**DIRECTIVE**
Extract the lines that carry the string "pour" from the listing.
── AVAILABLE DATA ──
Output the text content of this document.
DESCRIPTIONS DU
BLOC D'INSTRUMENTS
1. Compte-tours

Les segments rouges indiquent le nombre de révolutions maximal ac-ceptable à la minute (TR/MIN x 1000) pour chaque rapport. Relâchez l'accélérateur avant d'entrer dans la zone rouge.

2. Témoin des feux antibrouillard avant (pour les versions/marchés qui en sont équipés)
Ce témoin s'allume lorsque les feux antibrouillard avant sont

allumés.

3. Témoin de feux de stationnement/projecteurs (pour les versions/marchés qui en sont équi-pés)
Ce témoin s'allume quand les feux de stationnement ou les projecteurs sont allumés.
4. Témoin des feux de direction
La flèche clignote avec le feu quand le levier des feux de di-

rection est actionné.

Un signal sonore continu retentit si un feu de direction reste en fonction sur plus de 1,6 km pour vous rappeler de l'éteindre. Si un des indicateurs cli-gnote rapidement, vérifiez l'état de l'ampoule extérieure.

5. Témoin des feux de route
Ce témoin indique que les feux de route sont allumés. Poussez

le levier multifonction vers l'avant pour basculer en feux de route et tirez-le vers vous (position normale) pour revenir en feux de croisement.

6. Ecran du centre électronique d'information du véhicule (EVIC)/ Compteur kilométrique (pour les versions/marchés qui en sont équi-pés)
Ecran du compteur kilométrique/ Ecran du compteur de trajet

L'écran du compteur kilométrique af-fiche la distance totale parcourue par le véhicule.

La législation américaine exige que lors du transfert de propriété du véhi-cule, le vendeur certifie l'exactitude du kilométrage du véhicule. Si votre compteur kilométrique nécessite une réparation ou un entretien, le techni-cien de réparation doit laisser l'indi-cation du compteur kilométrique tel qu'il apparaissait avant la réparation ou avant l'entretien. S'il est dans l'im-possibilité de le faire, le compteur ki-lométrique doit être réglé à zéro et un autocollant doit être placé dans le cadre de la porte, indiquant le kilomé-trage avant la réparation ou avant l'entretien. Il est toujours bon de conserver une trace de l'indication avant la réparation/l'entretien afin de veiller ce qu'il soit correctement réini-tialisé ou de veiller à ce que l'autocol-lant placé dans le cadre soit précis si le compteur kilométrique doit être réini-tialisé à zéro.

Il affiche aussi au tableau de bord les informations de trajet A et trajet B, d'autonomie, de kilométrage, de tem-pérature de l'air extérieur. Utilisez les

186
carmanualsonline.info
───
**FINAL ANSWER**
Les segments rouges indiquent le nombre de révolutions maximal ac-ceptable à la minute (TR/MIN x 1000) pour chaque rapport. Relâchez l'accélérateur avant d'entrer dans la zone rouge.
2. Témoin des feux antibrouillard avant (pour les versions/marchés qui en sont équipés)
3. Témoin de feux de stationnement/projecteurs (pour les versions/marchés qui en sont équi-pés)
Un signal sonore continu retentit si un feu de direction reste en fonction sur plus de 1,6 km pour vous rappeler de l'éteindre. Si un des indicateurs cli-gnote rapidement, vérifiez l'état de l'ampoule extérieure.
le levier multifonction vers l'avant pour basculer en feux de route et tirez-le vers vous (position normale) pour revenir en feux de croisement.
6. Ecran du centre électronique d'information du véhicule (EVIC)/ Compteur kilométrique (pour les versions/marchés qui en sont équi-pés)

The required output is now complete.